[Data records]
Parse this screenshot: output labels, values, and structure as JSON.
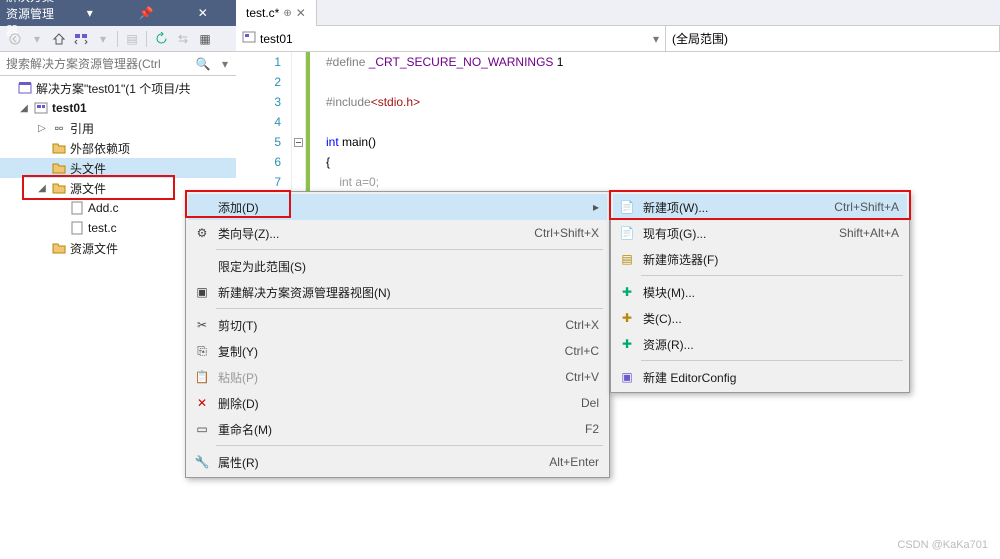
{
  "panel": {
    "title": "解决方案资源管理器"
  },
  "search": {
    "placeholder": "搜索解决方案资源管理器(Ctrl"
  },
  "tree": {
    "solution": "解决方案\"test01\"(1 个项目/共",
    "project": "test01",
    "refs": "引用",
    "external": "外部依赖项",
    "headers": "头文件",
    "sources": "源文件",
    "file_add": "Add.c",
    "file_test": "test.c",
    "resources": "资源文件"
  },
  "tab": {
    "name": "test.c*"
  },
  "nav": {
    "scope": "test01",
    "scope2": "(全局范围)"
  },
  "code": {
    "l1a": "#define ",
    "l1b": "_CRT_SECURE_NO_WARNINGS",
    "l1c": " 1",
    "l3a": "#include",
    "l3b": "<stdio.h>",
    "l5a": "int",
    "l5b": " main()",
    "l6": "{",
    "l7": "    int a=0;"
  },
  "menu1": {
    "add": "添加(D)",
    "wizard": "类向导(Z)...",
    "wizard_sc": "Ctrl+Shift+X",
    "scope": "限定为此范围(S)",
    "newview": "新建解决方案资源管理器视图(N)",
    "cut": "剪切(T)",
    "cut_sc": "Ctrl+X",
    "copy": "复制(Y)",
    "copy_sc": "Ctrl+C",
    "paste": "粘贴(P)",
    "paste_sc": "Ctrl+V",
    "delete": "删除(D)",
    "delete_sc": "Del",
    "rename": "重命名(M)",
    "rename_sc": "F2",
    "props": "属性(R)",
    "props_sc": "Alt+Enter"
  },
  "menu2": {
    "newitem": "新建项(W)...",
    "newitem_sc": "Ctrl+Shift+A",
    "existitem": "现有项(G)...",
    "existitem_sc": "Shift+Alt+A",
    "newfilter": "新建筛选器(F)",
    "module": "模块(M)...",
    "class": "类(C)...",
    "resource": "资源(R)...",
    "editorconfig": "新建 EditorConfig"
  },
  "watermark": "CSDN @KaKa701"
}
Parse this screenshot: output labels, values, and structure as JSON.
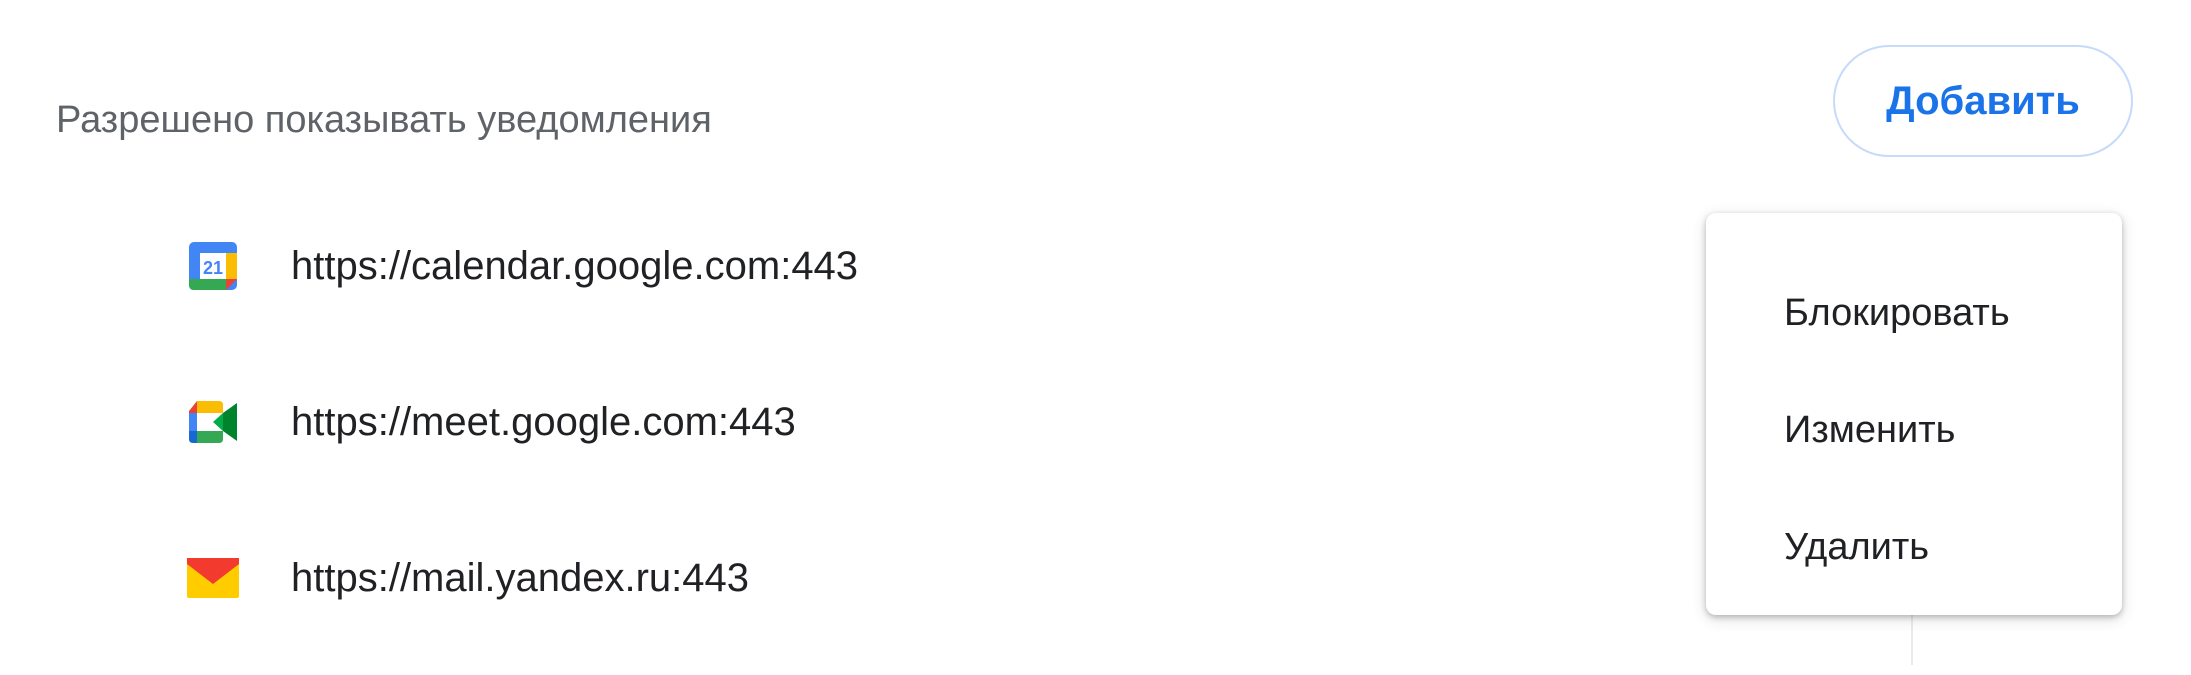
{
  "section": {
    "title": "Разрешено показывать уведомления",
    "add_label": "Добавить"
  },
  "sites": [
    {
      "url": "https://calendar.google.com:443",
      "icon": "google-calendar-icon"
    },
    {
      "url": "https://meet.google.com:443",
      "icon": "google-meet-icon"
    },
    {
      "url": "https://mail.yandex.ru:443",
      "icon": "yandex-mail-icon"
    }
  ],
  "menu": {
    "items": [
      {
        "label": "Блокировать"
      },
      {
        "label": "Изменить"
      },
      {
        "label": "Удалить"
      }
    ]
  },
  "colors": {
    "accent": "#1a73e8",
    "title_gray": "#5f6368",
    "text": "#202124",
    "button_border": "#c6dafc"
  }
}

The request: Return all of the data exactly as written, and drop the pictures.

Full answer:
Parse this screenshot: output labels, values, and structure as JSON.
{
  "panel": {
    "title": "解决方案资源管理器"
  },
  "search": {
    "placeholder": "搜索解决方案资源管理器(Ctrl"
  },
  "tree": {
    "solution": "解决方案\"test01\"(1 个项目/共",
    "project": "test01",
    "refs": "引用",
    "external": "外部依赖项",
    "headers": "头文件",
    "sources": "源文件",
    "file_add": "Add.c",
    "file_test": "test.c",
    "resources": "资源文件"
  },
  "tab": {
    "name": "test.c*"
  },
  "nav": {
    "scope": "test01",
    "scope2": "(全局范围)"
  },
  "code": {
    "l1a": "#define ",
    "l1b": "_CRT_SECURE_NO_WARNINGS",
    "l1c": " 1",
    "l3a": "#include",
    "l3b": "<stdio.h>",
    "l5a": "int",
    "l5b": " main()",
    "l6": "{",
    "l7": "    int a=0;"
  },
  "menu1": {
    "add": "添加(D)",
    "wizard": "类向导(Z)...",
    "wizard_sc": "Ctrl+Shift+X",
    "scope": "限定为此范围(S)",
    "newview": "新建解决方案资源管理器视图(N)",
    "cut": "剪切(T)",
    "cut_sc": "Ctrl+X",
    "copy": "复制(Y)",
    "copy_sc": "Ctrl+C",
    "paste": "粘贴(P)",
    "paste_sc": "Ctrl+V",
    "delete": "删除(D)",
    "delete_sc": "Del",
    "rename": "重命名(M)",
    "rename_sc": "F2",
    "props": "属性(R)",
    "props_sc": "Alt+Enter"
  },
  "menu2": {
    "newitem": "新建项(W)...",
    "newitem_sc": "Ctrl+Shift+A",
    "existitem": "现有项(G)...",
    "existitem_sc": "Shift+Alt+A",
    "newfilter": "新建筛选器(F)",
    "module": "模块(M)...",
    "class": "类(C)...",
    "resource": "资源(R)...",
    "editorconfig": "新建 EditorConfig"
  },
  "watermark": "CSDN @KaKa701"
}
Parse this screenshot: output labels, values, and structure as JSON.
{
  "section": {
    "title": "Разрешено показывать уведомления",
    "add_label": "Добавить"
  },
  "sites": [
    {
      "url": "https://calendar.google.com:443",
      "icon": "google-calendar-icon"
    },
    {
      "url": "https://meet.google.com:443",
      "icon": "google-meet-icon"
    },
    {
      "url": "https://mail.yandex.ru:443",
      "icon": "yandex-mail-icon"
    }
  ],
  "menu": {
    "items": [
      {
        "label": "Блокировать"
      },
      {
        "label": "Изменить"
      },
      {
        "label": "Удалить"
      }
    ]
  },
  "colors": {
    "accent": "#1a73e8",
    "title_gray": "#5f6368",
    "text": "#202124",
    "button_border": "#c6dafc"
  }
}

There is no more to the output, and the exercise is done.